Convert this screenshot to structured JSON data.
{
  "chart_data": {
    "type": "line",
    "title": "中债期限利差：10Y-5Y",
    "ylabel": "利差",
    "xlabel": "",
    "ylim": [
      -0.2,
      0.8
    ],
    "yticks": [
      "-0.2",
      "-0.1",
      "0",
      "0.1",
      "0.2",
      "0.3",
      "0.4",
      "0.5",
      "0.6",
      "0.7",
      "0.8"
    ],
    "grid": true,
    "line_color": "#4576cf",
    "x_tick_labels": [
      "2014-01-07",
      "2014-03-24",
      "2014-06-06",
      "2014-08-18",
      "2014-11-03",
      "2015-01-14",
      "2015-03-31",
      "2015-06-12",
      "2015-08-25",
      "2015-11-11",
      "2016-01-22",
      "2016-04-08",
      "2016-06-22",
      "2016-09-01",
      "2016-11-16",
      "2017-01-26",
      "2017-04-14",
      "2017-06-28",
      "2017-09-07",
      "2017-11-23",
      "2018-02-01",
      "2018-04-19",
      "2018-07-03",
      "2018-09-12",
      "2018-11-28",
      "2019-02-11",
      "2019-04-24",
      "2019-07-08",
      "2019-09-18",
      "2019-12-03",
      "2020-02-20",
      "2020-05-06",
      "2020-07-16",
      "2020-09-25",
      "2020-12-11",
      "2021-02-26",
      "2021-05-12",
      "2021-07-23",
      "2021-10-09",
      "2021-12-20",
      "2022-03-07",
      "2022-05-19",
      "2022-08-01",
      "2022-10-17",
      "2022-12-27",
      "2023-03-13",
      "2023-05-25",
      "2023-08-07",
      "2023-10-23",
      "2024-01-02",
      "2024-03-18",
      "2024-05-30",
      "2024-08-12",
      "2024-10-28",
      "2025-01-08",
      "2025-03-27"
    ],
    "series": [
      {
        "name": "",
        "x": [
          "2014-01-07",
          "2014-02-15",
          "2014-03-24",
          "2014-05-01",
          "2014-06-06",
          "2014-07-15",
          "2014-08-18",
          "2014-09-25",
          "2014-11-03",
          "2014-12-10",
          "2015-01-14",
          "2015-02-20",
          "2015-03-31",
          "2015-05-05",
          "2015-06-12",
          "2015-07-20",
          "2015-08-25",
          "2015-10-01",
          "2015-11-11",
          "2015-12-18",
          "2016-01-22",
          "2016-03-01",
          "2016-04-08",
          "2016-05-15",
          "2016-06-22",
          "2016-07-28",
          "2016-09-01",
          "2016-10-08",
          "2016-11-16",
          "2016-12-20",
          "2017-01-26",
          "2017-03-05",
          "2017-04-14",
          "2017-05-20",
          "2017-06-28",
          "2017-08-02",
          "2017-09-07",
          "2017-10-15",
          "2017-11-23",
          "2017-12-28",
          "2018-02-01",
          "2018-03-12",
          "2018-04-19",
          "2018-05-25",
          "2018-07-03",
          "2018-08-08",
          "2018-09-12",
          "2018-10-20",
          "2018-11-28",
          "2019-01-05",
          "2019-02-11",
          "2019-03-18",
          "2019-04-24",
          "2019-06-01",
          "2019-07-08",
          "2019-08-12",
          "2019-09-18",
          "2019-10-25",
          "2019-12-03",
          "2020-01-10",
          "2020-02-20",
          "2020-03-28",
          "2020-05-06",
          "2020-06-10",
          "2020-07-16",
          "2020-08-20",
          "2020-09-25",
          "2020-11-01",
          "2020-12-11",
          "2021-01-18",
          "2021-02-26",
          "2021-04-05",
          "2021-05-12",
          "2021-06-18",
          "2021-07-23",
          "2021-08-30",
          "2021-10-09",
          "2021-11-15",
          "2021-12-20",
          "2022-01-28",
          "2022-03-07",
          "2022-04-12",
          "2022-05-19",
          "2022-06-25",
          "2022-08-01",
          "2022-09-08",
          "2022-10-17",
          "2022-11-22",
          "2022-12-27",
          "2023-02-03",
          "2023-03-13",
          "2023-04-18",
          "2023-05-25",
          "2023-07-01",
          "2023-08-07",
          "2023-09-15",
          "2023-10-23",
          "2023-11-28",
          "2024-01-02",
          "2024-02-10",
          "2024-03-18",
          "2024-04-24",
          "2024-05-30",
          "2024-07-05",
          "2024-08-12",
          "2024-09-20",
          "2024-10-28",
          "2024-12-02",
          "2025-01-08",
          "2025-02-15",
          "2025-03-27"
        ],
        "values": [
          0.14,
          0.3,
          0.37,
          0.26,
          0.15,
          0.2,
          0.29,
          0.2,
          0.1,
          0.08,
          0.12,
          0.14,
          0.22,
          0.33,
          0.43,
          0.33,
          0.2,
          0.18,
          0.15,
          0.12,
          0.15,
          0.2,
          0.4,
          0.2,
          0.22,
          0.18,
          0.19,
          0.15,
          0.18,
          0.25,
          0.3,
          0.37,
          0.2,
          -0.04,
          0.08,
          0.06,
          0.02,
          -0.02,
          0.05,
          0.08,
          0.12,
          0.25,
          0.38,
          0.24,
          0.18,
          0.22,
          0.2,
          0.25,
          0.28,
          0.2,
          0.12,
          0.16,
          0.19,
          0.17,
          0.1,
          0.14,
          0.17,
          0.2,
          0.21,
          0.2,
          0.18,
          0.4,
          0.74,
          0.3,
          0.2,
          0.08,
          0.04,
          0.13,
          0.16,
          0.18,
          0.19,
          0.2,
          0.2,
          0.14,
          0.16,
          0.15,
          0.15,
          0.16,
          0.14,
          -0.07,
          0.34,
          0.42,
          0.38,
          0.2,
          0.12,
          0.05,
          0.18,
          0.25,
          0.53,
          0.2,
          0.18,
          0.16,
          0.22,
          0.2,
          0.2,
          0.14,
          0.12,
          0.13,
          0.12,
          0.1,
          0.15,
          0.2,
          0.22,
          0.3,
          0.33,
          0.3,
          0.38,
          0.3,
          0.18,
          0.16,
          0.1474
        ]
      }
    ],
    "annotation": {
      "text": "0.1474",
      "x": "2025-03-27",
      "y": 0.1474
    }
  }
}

● Aim of the exercise: Transcribe the whole listing with nothing added or left out.

● Written response:
Convert this screenshot to structured JSON data.
{
  "chart_data": {
    "type": "line",
    "title": "中债期限利差：10Y-5Y",
    "ylabel": "利差",
    "xlabel": "",
    "ylim": [
      -0.2,
      0.8
    ],
    "yticks": [
      "-0.2",
      "-0.1",
      "0",
      "0.1",
      "0.2",
      "0.3",
      "0.4",
      "0.5",
      "0.6",
      "0.7",
      "0.8"
    ],
    "grid": true,
    "line_color": "#4576cf",
    "x_tick_labels": [
      "2014-01-07",
      "2014-03-24",
      "2014-06-06",
      "2014-08-18",
      "2014-11-03",
      "2015-01-14",
      "2015-03-31",
      "2015-06-12",
      "2015-08-25",
      "2015-11-11",
      "2016-01-22",
      "2016-04-08",
      "2016-06-22",
      "2016-09-01",
      "2016-11-16",
      "2017-01-26",
      "2017-04-14",
      "2017-06-28",
      "2017-09-07",
      "2017-11-23",
      "2018-02-01",
      "2018-04-19",
      "2018-07-03",
      "2018-09-12",
      "2018-11-28",
      "2019-02-11",
      "2019-04-24",
      "2019-07-08",
      "2019-09-18",
      "2019-12-03",
      "2020-02-20",
      "2020-05-06",
      "2020-07-16",
      "2020-09-25",
      "2020-12-11",
      "2021-02-26",
      "2021-05-12",
      "2021-07-23",
      "2021-10-09",
      "2021-12-20",
      "2022-03-07",
      "2022-05-19",
      "2022-08-01",
      "2022-10-17",
      "2022-12-27",
      "2023-03-13",
      "2023-05-25",
      "2023-08-07",
      "2023-10-23",
      "2024-01-02",
      "2024-03-18",
      "2024-05-30",
      "2024-08-12",
      "2024-10-28",
      "2025-01-08",
      "2025-03-27"
    ],
    "series": [
      {
        "name": "",
        "x": [
          "2014-01-07",
          "2014-02-15",
          "2014-03-24",
          "2014-05-01",
          "2014-06-06",
          "2014-07-15",
          "2014-08-18",
          "2014-09-25",
          "2014-11-03",
          "2014-12-10",
          "2015-01-14",
          "2015-02-20",
          "2015-03-31",
          "2015-05-05",
          "2015-06-12",
          "2015-07-20",
          "2015-08-25",
          "2015-10-01",
          "2015-11-11",
          "2015-12-18",
          "2016-01-22",
          "2016-03-01",
          "2016-04-08",
          "2016-05-15",
          "2016-06-22",
          "2016-07-28",
          "2016-09-01",
          "2016-10-08",
          "2016-11-16",
          "2016-12-20",
          "2017-01-26",
          "2017-03-05",
          "2017-04-14",
          "2017-05-20",
          "2017-06-28",
          "2017-08-02",
          "2017-09-07",
          "2017-10-15",
          "2017-11-23",
          "2017-12-28",
          "2018-02-01",
          "2018-03-12",
          "2018-04-19",
          "2018-05-25",
          "2018-07-03",
          "2018-08-08",
          "2018-09-12",
          "2018-10-20",
          "2018-11-28",
          "2019-01-05",
          "2019-02-11",
          "2019-03-18",
          "2019-04-24",
          "2019-06-01",
          "2019-07-08",
          "2019-08-12",
          "2019-09-18",
          "2019-10-25",
          "2019-12-03",
          "2020-01-10",
          "2020-02-20",
          "2020-03-28",
          "2020-05-06",
          "2020-06-10",
          "2020-07-16",
          "2020-08-20",
          "2020-09-25",
          "2020-11-01",
          "2020-12-11",
          "2021-01-18",
          "2021-02-26",
          "2021-04-05",
          "2021-05-12",
          "2021-06-18",
          "2021-07-23",
          "2021-08-30",
          "2021-10-09",
          "2021-11-15",
          "2021-12-20",
          "2022-01-28",
          "2022-03-07",
          "2022-04-12",
          "2022-05-19",
          "2022-06-25",
          "2022-08-01",
          "2022-09-08",
          "2022-10-17",
          "2022-11-22",
          "2022-12-27",
          "2023-02-03",
          "2023-03-13",
          "2023-04-18",
          "2023-05-25",
          "2023-07-01",
          "2023-08-07",
          "2023-09-15",
          "2023-10-23",
          "2023-11-28",
          "2024-01-02",
          "2024-02-10",
          "2024-03-18",
          "2024-04-24",
          "2024-05-30",
          "2024-07-05",
          "2024-08-12",
          "2024-09-20",
          "2024-10-28",
          "2024-12-02",
          "2025-01-08",
          "2025-02-15",
          "2025-03-27"
        ],
        "values": [
          0.14,
          0.3,
          0.37,
          0.26,
          0.15,
          0.2,
          0.29,
          0.2,
          0.1,
          0.08,
          0.12,
          0.14,
          0.22,
          0.33,
          0.43,
          0.33,
          0.2,
          0.18,
          0.15,
          0.12,
          0.15,
          0.2,
          0.4,
          0.2,
          0.22,
          0.18,
          0.19,
          0.15,
          0.18,
          0.25,
          0.3,
          0.37,
          0.2,
          -0.04,
          0.08,
          0.06,
          0.02,
          -0.02,
          0.05,
          0.08,
          0.12,
          0.25,
          0.38,
          0.24,
          0.18,
          0.22,
          0.2,
          0.25,
          0.28,
          0.2,
          0.12,
          0.16,
          0.19,
          0.17,
          0.1,
          0.14,
          0.17,
          0.2,
          0.21,
          0.2,
          0.18,
          0.4,
          0.74,
          0.3,
          0.2,
          0.08,
          0.04,
          0.13,
          0.16,
          0.18,
          0.19,
          0.2,
          0.2,
          0.14,
          0.16,
          0.15,
          0.15,
          0.16,
          0.14,
          -0.07,
          0.34,
          0.42,
          0.38,
          0.2,
          0.12,
          0.05,
          0.18,
          0.25,
          0.53,
          0.2,
          0.18,
          0.16,
          0.22,
          0.2,
          0.2,
          0.14,
          0.12,
          0.13,
          0.12,
          0.1,
          0.15,
          0.2,
          0.22,
          0.3,
          0.33,
          0.3,
          0.38,
          0.3,
          0.18,
          0.16,
          0.1474
        ]
      }
    ],
    "annotation": {
      "text": "0.1474",
      "x": "2025-03-27",
      "y": 0.1474
    }
  }
}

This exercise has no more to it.